#### OBJECTIVE
Starting at the first line of the rows below and stopping after the line that contains "- calendar-cell: 1 Sunrise: 7:33", put each line into a JSON list as its own string, leaving out any blank lines.

#### DATASET ENTRIES
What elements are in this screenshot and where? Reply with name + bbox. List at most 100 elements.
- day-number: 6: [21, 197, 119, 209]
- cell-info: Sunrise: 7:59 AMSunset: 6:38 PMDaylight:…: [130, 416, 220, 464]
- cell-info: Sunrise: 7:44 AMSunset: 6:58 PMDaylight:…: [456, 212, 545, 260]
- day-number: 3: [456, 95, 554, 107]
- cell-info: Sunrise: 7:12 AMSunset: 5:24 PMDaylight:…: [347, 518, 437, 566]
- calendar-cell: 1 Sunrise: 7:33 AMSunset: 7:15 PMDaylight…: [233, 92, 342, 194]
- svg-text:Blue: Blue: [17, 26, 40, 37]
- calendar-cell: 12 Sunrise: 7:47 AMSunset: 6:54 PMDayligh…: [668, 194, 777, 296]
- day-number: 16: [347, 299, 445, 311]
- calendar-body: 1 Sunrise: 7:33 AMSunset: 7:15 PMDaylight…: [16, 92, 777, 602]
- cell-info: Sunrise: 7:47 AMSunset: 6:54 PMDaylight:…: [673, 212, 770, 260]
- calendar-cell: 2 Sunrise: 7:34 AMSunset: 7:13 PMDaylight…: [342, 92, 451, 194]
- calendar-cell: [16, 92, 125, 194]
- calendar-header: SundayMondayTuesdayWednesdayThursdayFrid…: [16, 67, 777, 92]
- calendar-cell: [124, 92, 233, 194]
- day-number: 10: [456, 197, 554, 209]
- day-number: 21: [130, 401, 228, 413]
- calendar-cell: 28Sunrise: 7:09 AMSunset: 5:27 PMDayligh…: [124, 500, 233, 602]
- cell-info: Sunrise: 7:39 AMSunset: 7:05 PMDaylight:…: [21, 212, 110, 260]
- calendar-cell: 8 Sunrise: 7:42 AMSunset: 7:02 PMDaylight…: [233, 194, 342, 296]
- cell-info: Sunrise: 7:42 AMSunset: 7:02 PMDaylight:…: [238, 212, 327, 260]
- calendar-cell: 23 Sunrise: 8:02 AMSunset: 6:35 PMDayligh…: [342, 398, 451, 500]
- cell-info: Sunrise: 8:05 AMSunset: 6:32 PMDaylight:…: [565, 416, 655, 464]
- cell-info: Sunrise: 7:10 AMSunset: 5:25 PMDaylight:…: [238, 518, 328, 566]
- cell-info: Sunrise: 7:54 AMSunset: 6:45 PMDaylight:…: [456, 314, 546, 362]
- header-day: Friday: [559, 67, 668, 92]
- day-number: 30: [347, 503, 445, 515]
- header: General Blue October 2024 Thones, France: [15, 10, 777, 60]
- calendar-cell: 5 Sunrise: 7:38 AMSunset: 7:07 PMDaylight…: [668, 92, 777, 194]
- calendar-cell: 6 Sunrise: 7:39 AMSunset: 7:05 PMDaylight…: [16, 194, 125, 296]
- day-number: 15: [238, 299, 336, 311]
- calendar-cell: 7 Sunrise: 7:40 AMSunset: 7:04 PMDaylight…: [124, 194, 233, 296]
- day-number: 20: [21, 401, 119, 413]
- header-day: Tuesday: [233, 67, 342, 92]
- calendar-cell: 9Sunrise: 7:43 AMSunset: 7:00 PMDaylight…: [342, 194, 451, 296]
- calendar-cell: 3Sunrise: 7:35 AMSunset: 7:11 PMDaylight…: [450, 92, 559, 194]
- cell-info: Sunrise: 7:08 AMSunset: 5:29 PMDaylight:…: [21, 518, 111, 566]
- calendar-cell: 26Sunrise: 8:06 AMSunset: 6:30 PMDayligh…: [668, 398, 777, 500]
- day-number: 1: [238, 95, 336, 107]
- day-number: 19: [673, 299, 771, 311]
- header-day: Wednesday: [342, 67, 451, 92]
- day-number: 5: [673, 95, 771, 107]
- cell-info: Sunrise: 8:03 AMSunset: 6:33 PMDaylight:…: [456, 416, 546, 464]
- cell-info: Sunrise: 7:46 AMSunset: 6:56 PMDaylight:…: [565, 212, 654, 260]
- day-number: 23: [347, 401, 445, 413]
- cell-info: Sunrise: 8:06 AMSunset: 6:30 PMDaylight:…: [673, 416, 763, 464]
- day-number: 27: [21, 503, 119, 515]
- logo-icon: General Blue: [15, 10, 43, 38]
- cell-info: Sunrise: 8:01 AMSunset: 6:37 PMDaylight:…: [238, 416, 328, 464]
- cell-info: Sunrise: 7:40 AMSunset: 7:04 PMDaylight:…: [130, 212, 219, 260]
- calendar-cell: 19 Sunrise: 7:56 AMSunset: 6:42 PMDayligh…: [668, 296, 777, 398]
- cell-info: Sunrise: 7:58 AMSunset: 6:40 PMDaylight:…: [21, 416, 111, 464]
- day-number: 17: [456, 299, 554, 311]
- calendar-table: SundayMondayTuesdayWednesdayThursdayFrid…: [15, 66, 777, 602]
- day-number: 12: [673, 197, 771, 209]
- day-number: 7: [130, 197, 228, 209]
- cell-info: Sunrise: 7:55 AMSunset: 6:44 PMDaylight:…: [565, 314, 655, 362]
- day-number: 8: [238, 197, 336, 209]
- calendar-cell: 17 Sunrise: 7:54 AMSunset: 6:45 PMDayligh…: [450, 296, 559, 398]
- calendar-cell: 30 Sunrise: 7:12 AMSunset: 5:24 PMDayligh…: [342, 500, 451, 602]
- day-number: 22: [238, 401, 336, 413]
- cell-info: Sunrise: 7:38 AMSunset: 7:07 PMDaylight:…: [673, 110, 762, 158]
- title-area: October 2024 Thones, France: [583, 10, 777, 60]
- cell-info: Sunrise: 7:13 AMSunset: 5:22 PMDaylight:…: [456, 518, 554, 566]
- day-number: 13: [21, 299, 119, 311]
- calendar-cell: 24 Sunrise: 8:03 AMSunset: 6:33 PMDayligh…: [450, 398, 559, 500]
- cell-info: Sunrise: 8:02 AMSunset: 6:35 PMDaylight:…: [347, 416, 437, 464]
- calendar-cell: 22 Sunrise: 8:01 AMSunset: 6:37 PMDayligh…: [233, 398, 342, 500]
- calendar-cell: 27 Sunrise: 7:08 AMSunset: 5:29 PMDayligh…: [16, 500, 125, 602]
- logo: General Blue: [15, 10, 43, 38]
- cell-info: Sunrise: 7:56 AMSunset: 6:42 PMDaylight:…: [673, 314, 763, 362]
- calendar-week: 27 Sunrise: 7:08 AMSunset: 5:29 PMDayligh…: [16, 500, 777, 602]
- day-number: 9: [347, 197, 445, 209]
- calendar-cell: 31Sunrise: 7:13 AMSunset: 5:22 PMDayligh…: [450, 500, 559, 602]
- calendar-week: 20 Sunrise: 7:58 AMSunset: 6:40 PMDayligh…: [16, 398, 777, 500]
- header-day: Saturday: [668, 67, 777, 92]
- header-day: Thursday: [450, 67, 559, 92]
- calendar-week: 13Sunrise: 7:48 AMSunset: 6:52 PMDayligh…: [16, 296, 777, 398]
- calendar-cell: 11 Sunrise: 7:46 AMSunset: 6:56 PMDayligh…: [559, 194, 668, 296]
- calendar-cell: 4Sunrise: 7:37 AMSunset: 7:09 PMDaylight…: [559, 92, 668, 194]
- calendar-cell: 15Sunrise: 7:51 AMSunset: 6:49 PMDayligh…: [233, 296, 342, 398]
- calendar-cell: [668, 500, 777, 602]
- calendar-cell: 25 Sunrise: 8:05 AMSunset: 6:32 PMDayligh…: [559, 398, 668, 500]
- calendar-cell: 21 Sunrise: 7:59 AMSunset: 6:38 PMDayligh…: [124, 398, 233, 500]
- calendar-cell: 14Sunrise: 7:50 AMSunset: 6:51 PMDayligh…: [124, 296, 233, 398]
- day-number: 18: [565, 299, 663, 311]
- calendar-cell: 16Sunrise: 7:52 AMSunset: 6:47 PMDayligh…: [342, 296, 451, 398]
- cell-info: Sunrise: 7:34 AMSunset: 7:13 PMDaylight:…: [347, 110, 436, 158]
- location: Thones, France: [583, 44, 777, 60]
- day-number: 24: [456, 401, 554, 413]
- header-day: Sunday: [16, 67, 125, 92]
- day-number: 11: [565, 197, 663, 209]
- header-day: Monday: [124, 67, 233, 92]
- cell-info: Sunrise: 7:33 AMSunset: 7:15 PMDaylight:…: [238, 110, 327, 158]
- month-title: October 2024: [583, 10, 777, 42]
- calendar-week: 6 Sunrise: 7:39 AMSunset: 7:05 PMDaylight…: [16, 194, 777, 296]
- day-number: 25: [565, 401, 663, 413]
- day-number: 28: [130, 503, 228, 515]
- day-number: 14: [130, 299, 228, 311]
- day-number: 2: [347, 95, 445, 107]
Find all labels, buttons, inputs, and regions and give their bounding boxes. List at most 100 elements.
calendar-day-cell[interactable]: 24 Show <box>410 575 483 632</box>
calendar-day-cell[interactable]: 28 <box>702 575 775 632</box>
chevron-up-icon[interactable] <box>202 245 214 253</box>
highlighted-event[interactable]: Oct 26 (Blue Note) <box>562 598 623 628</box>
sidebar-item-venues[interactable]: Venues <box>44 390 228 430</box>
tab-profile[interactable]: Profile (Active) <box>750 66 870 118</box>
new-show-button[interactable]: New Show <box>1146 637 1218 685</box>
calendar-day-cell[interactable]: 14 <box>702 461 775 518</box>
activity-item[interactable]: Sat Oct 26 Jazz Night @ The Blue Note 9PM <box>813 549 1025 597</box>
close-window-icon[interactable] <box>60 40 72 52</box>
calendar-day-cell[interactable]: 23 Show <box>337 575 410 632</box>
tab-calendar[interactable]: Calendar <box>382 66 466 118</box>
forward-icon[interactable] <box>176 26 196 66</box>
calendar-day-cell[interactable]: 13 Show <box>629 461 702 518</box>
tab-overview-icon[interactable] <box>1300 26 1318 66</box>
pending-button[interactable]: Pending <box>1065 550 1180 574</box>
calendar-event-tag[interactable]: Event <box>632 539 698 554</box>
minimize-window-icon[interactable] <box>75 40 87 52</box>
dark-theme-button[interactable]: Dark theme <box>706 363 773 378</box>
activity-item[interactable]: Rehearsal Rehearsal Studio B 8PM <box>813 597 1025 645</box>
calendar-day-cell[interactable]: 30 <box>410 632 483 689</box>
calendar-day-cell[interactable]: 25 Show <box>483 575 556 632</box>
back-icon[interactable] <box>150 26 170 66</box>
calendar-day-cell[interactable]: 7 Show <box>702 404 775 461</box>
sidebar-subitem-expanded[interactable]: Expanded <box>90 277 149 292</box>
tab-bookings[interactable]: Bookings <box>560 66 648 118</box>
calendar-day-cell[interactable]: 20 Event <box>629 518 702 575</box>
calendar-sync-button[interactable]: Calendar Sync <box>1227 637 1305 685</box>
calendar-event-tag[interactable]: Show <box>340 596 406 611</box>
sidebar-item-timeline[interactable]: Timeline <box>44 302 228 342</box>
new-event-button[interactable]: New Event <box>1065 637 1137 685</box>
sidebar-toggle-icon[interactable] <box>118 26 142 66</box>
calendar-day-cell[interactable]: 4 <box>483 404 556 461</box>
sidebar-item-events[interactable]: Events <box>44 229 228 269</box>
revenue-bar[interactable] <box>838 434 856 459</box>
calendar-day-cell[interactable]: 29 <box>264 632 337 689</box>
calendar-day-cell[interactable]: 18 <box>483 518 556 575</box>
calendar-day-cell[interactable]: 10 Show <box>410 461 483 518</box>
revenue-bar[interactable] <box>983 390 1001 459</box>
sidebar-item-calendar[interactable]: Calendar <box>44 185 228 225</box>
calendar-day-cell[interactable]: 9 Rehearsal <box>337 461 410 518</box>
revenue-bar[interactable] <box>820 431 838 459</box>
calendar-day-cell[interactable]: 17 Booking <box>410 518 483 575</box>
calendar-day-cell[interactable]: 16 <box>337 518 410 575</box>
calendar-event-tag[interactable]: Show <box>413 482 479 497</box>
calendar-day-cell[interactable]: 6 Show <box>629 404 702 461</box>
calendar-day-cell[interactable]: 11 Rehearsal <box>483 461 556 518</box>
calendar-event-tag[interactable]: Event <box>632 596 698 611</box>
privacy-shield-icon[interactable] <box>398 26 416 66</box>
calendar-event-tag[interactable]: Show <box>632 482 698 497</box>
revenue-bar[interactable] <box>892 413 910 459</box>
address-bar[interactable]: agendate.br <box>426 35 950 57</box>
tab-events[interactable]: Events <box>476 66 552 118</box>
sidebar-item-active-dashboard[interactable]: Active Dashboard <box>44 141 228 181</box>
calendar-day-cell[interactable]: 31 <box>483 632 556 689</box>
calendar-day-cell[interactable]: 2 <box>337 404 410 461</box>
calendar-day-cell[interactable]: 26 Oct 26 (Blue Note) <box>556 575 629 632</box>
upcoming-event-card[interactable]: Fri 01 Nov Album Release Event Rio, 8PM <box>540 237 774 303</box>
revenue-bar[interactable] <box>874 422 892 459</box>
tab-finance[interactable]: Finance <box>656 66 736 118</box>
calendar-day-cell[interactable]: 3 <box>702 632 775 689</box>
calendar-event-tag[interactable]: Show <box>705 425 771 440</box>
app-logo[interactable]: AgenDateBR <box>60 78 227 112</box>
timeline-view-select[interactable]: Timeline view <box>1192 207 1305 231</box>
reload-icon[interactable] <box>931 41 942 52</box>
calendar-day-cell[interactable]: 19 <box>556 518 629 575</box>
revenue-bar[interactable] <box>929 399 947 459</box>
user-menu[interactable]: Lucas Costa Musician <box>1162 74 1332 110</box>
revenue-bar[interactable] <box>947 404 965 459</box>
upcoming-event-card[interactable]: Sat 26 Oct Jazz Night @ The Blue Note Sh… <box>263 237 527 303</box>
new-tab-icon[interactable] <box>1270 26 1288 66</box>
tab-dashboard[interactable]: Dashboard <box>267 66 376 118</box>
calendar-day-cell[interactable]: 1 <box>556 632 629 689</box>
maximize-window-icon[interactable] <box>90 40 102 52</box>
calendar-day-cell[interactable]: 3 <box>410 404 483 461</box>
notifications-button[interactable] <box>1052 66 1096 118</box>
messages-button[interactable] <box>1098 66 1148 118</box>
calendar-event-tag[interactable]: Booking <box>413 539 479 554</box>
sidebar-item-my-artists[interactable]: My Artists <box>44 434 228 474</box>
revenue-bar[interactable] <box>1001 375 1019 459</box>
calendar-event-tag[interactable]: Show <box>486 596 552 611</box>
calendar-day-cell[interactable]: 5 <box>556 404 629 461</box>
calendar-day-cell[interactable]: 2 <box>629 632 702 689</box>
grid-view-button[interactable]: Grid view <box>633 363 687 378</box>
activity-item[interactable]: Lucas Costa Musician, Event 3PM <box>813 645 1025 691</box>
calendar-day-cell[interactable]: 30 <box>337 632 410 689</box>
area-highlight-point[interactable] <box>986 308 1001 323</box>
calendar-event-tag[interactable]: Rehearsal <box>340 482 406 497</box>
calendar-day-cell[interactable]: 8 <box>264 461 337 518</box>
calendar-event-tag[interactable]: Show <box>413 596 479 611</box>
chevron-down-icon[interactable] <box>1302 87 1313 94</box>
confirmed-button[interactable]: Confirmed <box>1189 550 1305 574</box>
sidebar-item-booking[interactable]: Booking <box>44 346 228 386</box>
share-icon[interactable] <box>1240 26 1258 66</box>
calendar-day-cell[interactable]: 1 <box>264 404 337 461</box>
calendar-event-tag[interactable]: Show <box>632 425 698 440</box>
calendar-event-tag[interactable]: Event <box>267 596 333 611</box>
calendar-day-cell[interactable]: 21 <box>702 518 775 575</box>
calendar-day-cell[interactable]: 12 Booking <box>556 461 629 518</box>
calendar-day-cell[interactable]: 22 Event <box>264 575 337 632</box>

#### COMPLETE ANSWER
[
  "What elements are in this screenshot and where? Reply with name + bbox. List at most 100 elements.",
  "- day-number: 6: [21, 197, 119, 209]",
  "- cell-info: Sunrise: 7:59 AMSunset: 6:38 PMDaylight:…: [130, 416, 220, 464]",
  "- cell-info: Sunrise: 7:44 AMSunset: 6:58 PMDaylight:…: [456, 212, 545, 260]",
  "- day-number: 3: [456, 95, 554, 107]",
  "- cell-info: Sunrise: 7:12 AMSunset: 5:24 PMDaylight:…: [347, 518, 437, 566]",
  "- calendar-cell: 1 Sunrise: 7:33 AMSunset: 7:15 PMDaylight…: [233, 92, 342, 194]"
]